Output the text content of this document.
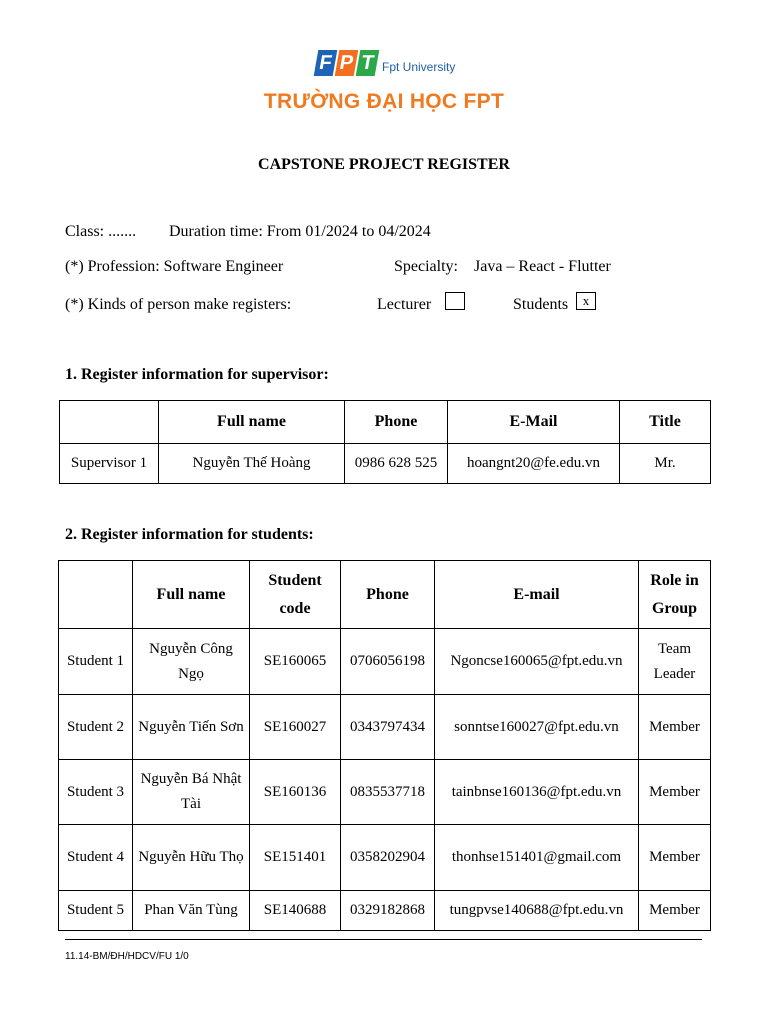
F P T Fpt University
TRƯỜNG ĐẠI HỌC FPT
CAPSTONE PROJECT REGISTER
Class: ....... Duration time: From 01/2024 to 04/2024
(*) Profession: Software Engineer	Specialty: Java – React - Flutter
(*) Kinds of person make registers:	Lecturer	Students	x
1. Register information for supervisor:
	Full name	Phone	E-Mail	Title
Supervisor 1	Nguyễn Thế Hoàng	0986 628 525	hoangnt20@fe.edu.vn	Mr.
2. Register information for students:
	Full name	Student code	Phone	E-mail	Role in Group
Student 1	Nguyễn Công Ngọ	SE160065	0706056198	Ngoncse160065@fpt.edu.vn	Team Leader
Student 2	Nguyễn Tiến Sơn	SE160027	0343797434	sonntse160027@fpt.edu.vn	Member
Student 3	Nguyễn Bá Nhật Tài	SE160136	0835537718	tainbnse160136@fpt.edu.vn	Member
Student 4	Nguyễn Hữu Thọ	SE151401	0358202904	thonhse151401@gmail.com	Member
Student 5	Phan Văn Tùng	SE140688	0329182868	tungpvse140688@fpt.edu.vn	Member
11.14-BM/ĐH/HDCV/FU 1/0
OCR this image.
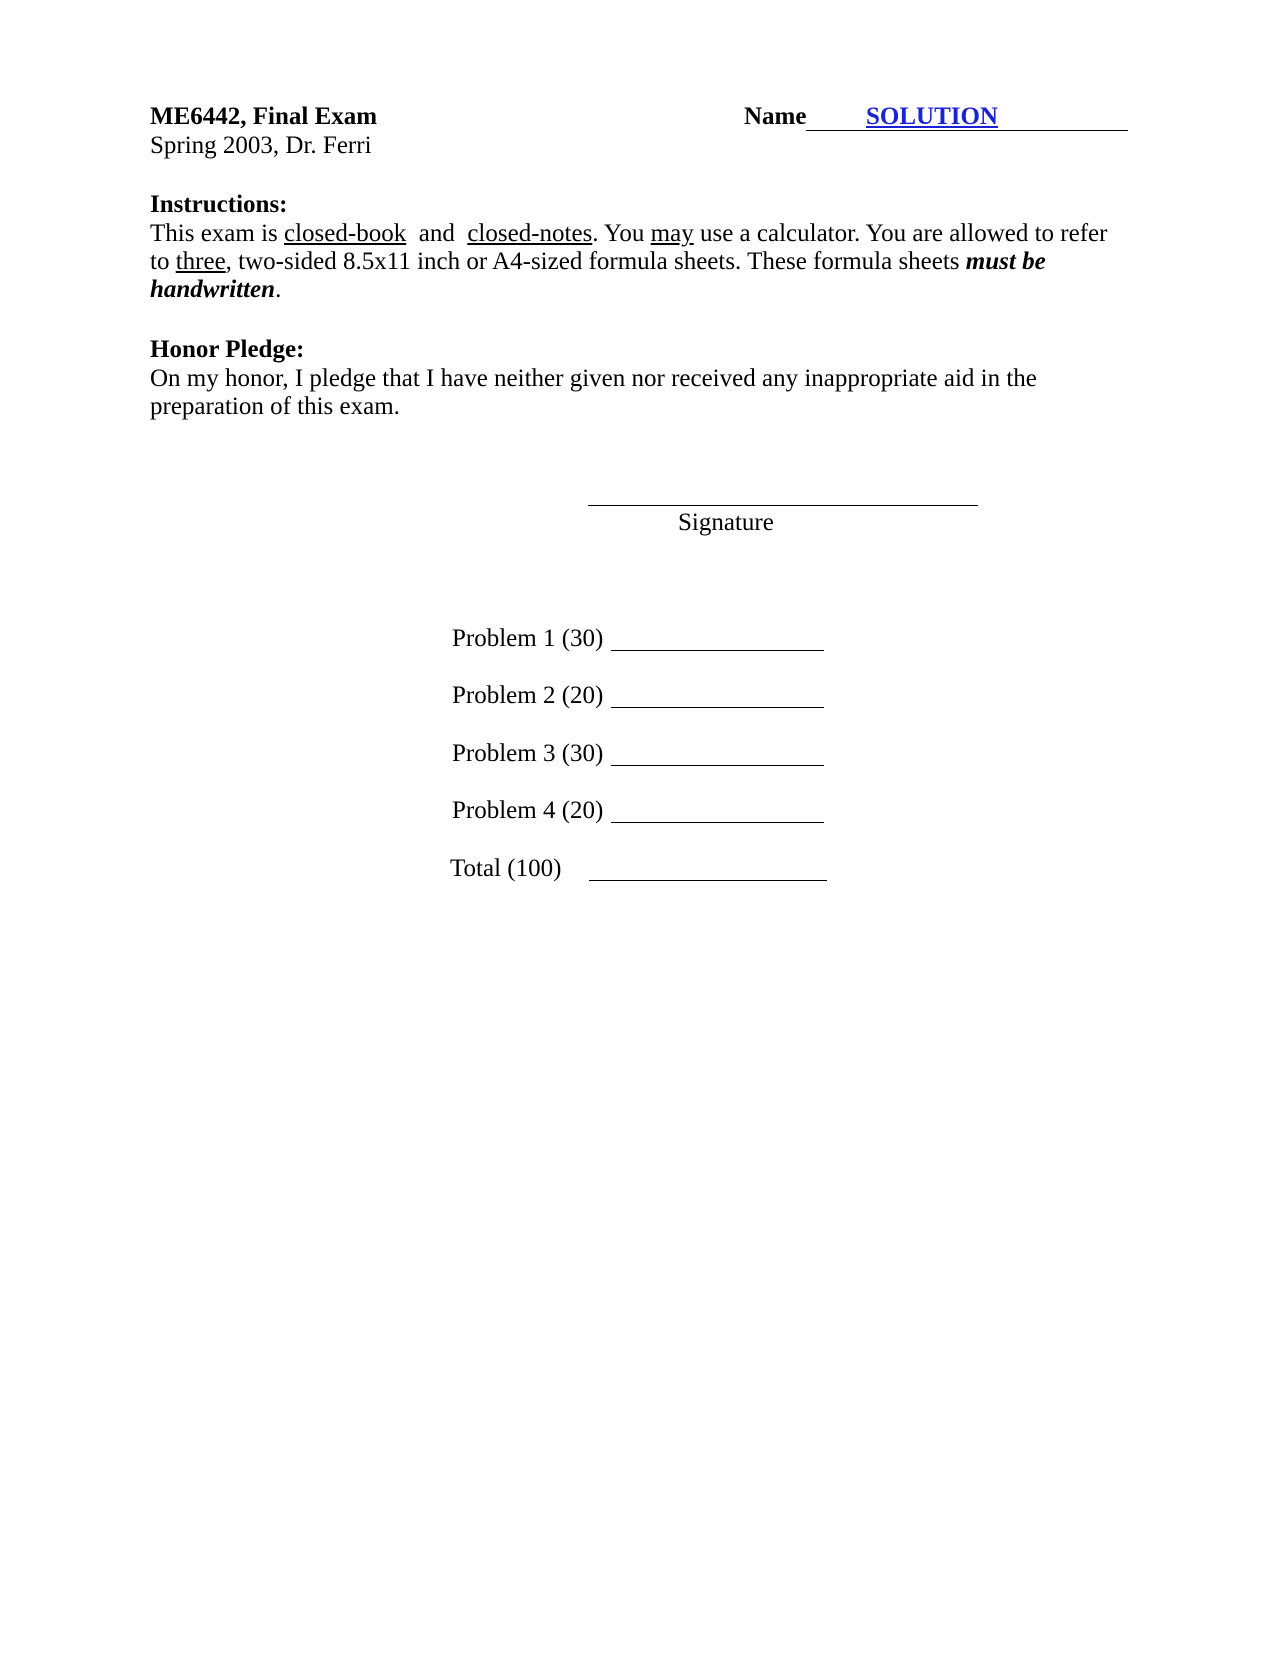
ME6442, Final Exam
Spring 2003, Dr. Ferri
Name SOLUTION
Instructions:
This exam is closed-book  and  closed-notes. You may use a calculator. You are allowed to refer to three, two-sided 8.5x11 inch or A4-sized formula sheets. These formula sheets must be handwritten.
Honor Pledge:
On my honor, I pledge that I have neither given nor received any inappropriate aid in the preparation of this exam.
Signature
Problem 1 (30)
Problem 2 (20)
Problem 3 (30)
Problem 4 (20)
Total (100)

------

> **TASK REQUIREMENTS**
The records above must be echoed exactly, minus their pictures.

> **RESPONSE**
Output the text content of this document.
F P T Fpt University
TRƯỜNG ĐẠI HỌC FPT
CAPSTONE PROJECT REGISTER
Class: ....... Duration time: From 01/2024 to 04/2024
(*) Profession: Software Engineer	Specialty: Java – React - Flutter
(*) Kinds of person make registers:	Lecturer	Students	x
1. Register information for supervisor:
	Full name	Phone	E-Mail	Title
Supervisor 1	Nguyễn Thế Hoàng	0986 628 525	hoangnt20@fe.edu.vn	Mr.
2. Register information for students:
	Full name	Student code	Phone	E-mail	Role in Group
Student 1	Nguyễn Công Ngọ	SE160065	0706056198	Ngoncse160065@fpt.edu.vn	Team Leader
Student 2	Nguyễn Tiến Sơn	SE160027	0343797434	sonntse160027@fpt.edu.vn	Member
Student 3	Nguyễn Bá Nhật Tài	SE160136	0835537718	tainbnse160136@fpt.edu.vn	Member
Student 4	Nguyễn Hữu Thọ	SE151401	0358202904	thonhse151401@gmail.com	Member
Student 5	Phan Văn Tùng	SE140688	0329182868	tungpvse140688@fpt.edu.vn	Member
11.14-BM/ĐH/HDCV/FU 1/0
OCR this image.
ME6442, Final Exam
Spring 2003, Dr. Ferri
Name SOLUTION
Instructions:
This exam is closed-book  and  closed-notes. You may use a calculator. You are allowed to refer to three, two-sided 8.5x11 inch or A4-sized formula sheets. These formula sheets must be handwritten.
Honor Pledge:
On my honor, I pledge that I have neither given nor received any inappropriate aid in the preparation of this exam.
Signature
Problem 1 (30)
Problem 2 (20)
Problem 3 (30)
Problem 4 (20)
Total (100)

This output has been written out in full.